Records -
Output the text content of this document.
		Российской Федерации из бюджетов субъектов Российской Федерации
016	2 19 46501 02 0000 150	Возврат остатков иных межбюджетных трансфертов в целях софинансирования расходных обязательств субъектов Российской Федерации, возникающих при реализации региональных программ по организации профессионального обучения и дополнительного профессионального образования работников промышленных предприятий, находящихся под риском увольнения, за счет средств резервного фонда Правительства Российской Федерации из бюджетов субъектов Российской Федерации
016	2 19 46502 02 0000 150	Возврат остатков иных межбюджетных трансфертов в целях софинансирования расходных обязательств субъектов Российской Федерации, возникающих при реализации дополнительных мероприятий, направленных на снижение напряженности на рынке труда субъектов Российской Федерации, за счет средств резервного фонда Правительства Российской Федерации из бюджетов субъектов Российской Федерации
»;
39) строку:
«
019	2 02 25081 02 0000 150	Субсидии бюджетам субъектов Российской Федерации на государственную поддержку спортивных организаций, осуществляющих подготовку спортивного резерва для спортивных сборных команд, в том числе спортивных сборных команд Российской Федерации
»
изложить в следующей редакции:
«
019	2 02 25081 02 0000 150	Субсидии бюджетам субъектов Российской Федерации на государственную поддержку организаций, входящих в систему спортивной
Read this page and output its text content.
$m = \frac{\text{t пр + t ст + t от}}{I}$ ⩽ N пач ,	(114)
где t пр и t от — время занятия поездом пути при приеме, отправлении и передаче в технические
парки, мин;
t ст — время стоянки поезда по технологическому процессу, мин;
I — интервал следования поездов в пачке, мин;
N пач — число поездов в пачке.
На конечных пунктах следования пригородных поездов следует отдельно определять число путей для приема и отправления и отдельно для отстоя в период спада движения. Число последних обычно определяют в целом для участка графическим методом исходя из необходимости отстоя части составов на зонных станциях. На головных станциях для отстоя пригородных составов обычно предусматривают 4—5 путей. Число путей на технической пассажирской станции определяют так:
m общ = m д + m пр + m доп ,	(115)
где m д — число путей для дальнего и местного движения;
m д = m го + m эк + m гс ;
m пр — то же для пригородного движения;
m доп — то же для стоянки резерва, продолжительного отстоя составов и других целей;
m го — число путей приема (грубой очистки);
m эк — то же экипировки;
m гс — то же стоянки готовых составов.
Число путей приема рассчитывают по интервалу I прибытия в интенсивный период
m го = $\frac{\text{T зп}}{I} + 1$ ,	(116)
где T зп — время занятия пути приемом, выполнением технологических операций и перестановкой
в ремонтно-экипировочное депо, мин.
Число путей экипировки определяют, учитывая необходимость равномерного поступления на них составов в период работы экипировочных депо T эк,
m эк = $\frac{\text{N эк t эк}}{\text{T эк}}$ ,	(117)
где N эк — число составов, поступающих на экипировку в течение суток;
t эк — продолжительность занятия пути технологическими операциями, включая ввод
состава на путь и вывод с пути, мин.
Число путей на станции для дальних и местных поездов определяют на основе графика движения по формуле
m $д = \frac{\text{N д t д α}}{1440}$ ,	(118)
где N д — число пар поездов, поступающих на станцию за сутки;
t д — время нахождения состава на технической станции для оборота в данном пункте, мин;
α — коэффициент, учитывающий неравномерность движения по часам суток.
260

Exercise aim -
Copy out the full listing exactly.

The completed task -
Output the text content of this document.
		Российской Федерации из бюджетов субъектов Российской Федерации
016	2 19 46501 02 0000 150	Возврат остатков иных межбюджетных трансфертов в целях софинансирования расходных обязательств субъектов Российской Федерации, возникающих при реализации региональных программ по организации профессионального обучения и дополнительного профессионального образования работников промышленных предприятий, находящихся под риском увольнения, за счет средств резервного фонда Правительства Российской Федерации из бюджетов субъектов Российской Федерации
016	2 19 46502 02 0000 150	Возврат остатков иных межбюджетных трансфертов в целях софинансирования расходных обязательств субъектов Российской Федерации, возникающих при реализации дополнительных мероприятий, направленных на снижение напряженности на рынке труда субъектов Российской Федерации, за счет средств резервного фонда Правительства Российской Федерации из бюджетов субъектов Российской Федерации
»;
39) строку:
«
019	2 02 25081 02 0000 150	Субсидии бюджетам субъектов Российской Федерации на государственную поддержку спортивных организаций, осуществляющих подготовку спортивного резерва для спортивных сборных команд, в том числе спортивных сборных команд Российской Федерации
»
изложить в следующей редакции:
«
019	2 02 25081 02 0000 150	Субсидии бюджетам субъектов Российской Федерации на государственную поддержку организаций, входящих в систему спортивной
Read this page and output its text content.
$m = \frac{\text{t пр + t ст + t от}}{I}$ ⩽ N пач ,	(114)
где t пр и t от — время занятия поездом пути при приеме, отправлении и передаче в технические
парки, мин;
t ст — время стоянки поезда по технологическому процессу, мин;
I — интервал следования поездов в пачке, мин;
N пач — число поездов в пачке.
На конечных пунктах следования пригородных поездов следует отдельно определять число путей для приема и отправления и отдельно для отстоя в период спада движения. Число последних обычно определяют в целом для участка графическим методом исходя из необходимости отстоя части составов на зонных станциях. На головных станциях для отстоя пригородных составов обычно предусматривают 4—5 путей. Число путей на технической пассажирской станции определяют так:
m общ = m д + m пр + m доп ,	(115)
где m д — число путей для дальнего и местного движения;
m д = m го + m эк + m гс ;
m пр — то же для пригородного движения;
m доп — то же для стоянки резерва, продолжительного отстоя составов и других целей;
m го — число путей приема (грубой очистки);
m эк — то же экипировки;
m гс — то же стоянки готовых составов.
Число путей приема рассчитывают по интервалу I прибытия в интенсивный период
m го = $\frac{\text{T зп}}{I} + 1$ ,	(116)
где T зп — время занятия пути приемом, выполнением технологических операций и перестановкой
в ремонтно-экипировочное депо, мин.
Число путей экипировки определяют, учитывая необходимость равномерного поступления на них составов в период работы экипировочных депо T эк,
m эк = $\frac{\text{N эк t эк}}{\text{T эк}}$ ,	(117)
где N эк — число составов, поступающих на экипировку в течение суток;
t эк — продолжительность занятия пути технологическими операциями, включая ввод
состава на путь и вывод с пути, мин.
Число путей на станции для дальних и местных поездов определяют на основе графика движения по формуле
m $д = \frac{\text{N д t д α}}{1440}$ ,	(118)
где N д — число пар поездов, поступающих на станцию за сутки;
t д — время нахождения состава на технической станции для оборота в данном пункте, мин;
α — коэффициент, учитывающий неравномерность движения по часам суток.
260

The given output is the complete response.